The request:
Report every line in the listing that contains the string "NUMA".

· · · · · · ·

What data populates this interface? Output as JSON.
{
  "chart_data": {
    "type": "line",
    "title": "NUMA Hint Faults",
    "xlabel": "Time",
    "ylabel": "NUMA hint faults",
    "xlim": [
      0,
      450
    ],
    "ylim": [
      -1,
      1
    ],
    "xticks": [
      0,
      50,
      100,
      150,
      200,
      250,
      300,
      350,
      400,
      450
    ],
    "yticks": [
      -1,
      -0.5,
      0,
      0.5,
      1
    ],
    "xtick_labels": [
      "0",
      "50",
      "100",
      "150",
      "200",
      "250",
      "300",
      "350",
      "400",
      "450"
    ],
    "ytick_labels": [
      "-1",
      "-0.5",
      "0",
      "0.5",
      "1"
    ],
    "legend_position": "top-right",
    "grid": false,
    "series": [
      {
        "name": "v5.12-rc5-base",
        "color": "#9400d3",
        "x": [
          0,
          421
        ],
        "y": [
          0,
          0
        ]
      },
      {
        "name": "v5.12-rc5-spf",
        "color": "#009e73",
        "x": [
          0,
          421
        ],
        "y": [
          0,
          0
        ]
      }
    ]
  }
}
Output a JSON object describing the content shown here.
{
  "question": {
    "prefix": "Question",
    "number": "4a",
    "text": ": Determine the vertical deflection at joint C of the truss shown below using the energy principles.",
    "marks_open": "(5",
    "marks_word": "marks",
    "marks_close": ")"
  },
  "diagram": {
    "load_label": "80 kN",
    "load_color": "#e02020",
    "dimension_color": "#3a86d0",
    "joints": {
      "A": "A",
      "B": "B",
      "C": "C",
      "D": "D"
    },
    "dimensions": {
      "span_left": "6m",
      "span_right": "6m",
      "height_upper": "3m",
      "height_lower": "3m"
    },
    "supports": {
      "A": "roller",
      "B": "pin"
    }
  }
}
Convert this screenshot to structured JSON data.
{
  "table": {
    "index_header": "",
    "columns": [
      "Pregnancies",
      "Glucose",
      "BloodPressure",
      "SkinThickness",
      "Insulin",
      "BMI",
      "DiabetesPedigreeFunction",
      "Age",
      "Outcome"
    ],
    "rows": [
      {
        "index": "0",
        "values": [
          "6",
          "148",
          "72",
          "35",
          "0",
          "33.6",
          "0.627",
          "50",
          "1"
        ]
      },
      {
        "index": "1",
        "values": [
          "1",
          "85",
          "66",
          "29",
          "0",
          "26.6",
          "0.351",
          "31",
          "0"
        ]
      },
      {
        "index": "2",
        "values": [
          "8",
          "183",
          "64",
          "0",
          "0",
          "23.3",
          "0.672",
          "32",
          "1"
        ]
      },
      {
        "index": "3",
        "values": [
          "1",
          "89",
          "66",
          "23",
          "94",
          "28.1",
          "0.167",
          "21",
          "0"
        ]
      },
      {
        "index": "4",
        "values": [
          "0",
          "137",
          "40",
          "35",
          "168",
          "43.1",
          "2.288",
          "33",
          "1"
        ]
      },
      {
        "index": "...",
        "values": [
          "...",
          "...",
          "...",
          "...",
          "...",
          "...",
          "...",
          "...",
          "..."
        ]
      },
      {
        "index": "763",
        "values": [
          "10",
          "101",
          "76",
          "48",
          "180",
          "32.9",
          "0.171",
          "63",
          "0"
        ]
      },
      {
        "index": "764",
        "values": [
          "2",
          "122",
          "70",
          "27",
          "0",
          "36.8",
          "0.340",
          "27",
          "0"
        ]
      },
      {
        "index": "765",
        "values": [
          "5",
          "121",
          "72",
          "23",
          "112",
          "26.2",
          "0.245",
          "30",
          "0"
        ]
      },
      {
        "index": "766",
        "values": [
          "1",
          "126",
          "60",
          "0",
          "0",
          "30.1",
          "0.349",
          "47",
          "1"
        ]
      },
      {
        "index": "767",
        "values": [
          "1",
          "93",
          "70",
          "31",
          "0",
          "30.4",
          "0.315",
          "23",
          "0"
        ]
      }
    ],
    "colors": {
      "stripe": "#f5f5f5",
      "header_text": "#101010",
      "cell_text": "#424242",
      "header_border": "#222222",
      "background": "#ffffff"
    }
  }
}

· · · · · · ·

Written response:
    "title": "NUMA Hint Faults",
    "ylabel": "NUMA hint faults",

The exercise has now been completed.